• _Input data_:
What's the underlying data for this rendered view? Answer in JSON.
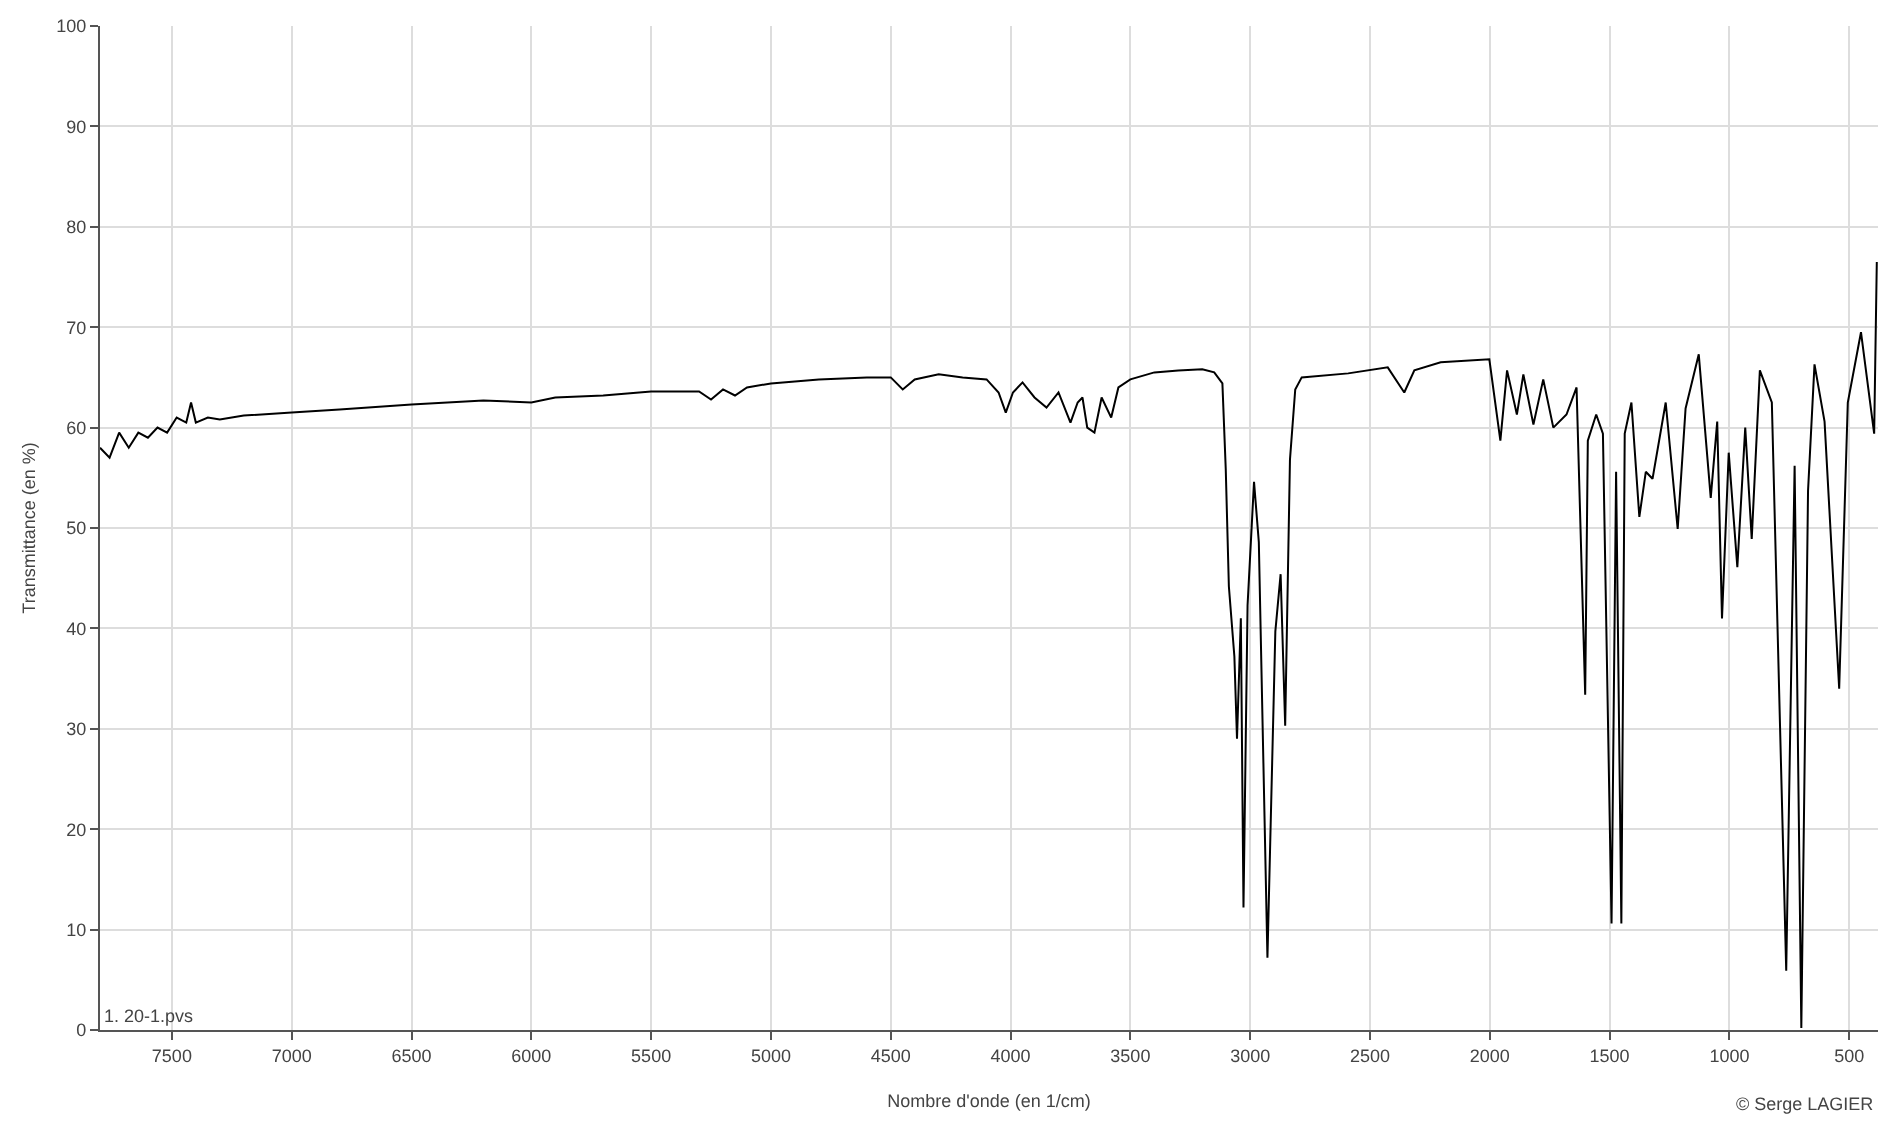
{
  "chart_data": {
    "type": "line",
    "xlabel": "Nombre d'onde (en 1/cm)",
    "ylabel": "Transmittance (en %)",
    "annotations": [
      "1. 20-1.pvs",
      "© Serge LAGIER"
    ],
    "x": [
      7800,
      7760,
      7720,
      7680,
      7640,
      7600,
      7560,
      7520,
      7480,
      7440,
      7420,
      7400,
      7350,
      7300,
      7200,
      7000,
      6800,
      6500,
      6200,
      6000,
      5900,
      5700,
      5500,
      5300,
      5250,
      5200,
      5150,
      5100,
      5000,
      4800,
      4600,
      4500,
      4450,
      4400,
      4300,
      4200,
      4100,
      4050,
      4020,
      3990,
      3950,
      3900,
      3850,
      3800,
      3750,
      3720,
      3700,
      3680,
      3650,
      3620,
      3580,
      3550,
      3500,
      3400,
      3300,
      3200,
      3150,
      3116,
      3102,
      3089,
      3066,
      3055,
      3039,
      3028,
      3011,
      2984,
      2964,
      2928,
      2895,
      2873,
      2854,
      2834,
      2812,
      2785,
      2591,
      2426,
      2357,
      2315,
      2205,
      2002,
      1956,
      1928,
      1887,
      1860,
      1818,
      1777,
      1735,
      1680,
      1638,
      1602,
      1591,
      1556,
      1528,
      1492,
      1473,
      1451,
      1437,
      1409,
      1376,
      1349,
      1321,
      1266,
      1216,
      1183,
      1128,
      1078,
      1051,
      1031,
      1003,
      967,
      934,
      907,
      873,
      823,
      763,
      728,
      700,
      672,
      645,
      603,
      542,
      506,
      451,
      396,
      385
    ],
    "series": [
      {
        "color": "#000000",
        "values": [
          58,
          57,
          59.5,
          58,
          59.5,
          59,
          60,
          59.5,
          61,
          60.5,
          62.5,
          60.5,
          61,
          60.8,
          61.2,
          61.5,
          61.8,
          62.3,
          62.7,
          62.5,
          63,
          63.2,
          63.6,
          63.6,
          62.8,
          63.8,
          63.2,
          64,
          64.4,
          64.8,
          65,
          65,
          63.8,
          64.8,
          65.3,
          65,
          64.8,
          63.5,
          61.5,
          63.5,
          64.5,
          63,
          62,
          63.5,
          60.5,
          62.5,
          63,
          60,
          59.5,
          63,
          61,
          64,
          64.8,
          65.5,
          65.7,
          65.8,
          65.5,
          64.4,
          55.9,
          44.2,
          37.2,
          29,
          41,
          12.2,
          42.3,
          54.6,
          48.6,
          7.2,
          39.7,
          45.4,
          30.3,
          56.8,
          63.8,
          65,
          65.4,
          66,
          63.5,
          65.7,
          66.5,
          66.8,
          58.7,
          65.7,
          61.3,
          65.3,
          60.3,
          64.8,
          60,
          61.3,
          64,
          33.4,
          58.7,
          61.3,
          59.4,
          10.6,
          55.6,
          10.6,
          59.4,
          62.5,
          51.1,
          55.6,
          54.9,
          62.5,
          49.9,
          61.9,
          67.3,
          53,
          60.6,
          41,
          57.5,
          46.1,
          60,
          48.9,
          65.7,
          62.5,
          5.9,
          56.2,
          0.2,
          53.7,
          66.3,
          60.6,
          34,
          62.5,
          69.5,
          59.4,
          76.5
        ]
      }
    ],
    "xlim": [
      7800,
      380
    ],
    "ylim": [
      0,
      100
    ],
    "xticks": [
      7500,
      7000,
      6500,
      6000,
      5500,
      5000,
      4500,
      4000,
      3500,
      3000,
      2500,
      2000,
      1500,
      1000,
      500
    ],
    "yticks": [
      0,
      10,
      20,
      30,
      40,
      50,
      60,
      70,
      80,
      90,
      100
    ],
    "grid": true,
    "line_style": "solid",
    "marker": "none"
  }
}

• _What you will do_: Word for word, quote the full listing, omitting every picture.

• _Written answer_:
What's the underlying data for this rendered view? Answer in JSON.
{
  "chart_data": {
    "type": "line",
    "xlabel": "Nombre d'onde (en 1/cm)",
    "ylabel": "Transmittance (en %)",
    "annotations": [
      "1. 20-1.pvs",
      "© Serge LAGIER"
    ],
    "x": [
      7800,
      7760,
      7720,
      7680,
      7640,
      7600,
      7560,
      7520,
      7480,
      7440,
      7420,
      7400,
      7350,
      7300,
      7200,
      7000,
      6800,
      6500,
      6200,
      6000,
      5900,
      5700,
      5500,
      5300,
      5250,
      5200,
      5150,
      5100,
      5000,
      4800,
      4600,
      4500,
      4450,
      4400,
      4300,
      4200,
      4100,
      4050,
      4020,
      3990,
      3950,
      3900,
      3850,
      3800,
      3750,
      3720,
      3700,
      3680,
      3650,
      3620,
      3580,
      3550,
      3500,
      3400,
      3300,
      3200,
      3150,
      3116,
      3102,
      3089,
      3066,
      3055,
      3039,
      3028,
      3011,
      2984,
      2964,
      2928,
      2895,
      2873,
      2854,
      2834,
      2812,
      2785,
      2591,
      2426,
      2357,
      2315,
      2205,
      2002,
      1956,
      1928,
      1887,
      1860,
      1818,
      1777,
      1735,
      1680,
      1638,
      1602,
      1591,
      1556,
      1528,
      1492,
      1473,
      1451,
      1437,
      1409,
      1376,
      1349,
      1321,
      1266,
      1216,
      1183,
      1128,
      1078,
      1051,
      1031,
      1003,
      967,
      934,
      907,
      873,
      823,
      763,
      728,
      700,
      672,
      645,
      603,
      542,
      506,
      451,
      396,
      385
    ],
    "series": [
      {
        "color": "#000000",
        "values": [
          58,
          57,
          59.5,
          58,
          59.5,
          59,
          60,
          59.5,
          61,
          60.5,
          62.5,
          60.5,
          61,
          60.8,
          61.2,
          61.5,
          61.8,
          62.3,
          62.7,
          62.5,
          63,
          63.2,
          63.6,
          63.6,
          62.8,
          63.8,
          63.2,
          64,
          64.4,
          64.8,
          65,
          65,
          63.8,
          64.8,
          65.3,
          65,
          64.8,
          63.5,
          61.5,
          63.5,
          64.5,
          63,
          62,
          63.5,
          60.5,
          62.5,
          63,
          60,
          59.5,
          63,
          61,
          64,
          64.8,
          65.5,
          65.7,
          65.8,
          65.5,
          64.4,
          55.9,
          44.2,
          37.2,
          29,
          41,
          12.2,
          42.3,
          54.6,
          48.6,
          7.2,
          39.7,
          45.4,
          30.3,
          56.8,
          63.8,
          65,
          65.4,
          66,
          63.5,
          65.7,
          66.5,
          66.8,
          58.7,
          65.7,
          61.3,
          65.3,
          60.3,
          64.8,
          60,
          61.3,
          64,
          33.4,
          58.7,
          61.3,
          59.4,
          10.6,
          55.6,
          10.6,
          59.4,
          62.5,
          51.1,
          55.6,
          54.9,
          62.5,
          49.9,
          61.9,
          67.3,
          53,
          60.6,
          41,
          57.5,
          46.1,
          60,
          48.9,
          65.7,
          62.5,
          5.9,
          56.2,
          0.2,
          53.7,
          66.3,
          60.6,
          34,
          62.5,
          69.5,
          59.4,
          76.5
        ]
      }
    ],
    "xlim": [
      7800,
      380
    ],
    "ylim": [
      0,
      100
    ],
    "xticks": [
      7500,
      7000,
      6500,
      6000,
      5500,
      5000,
      4500,
      4000,
      3500,
      3000,
      2500,
      2000,
      1500,
      1000,
      500
    ],
    "yticks": [
      0,
      10,
      20,
      30,
      40,
      50,
      60,
      70,
      80,
      90,
      100
    ],
    "grid": true,
    "line_style": "solid",
    "marker": "none"
  }
}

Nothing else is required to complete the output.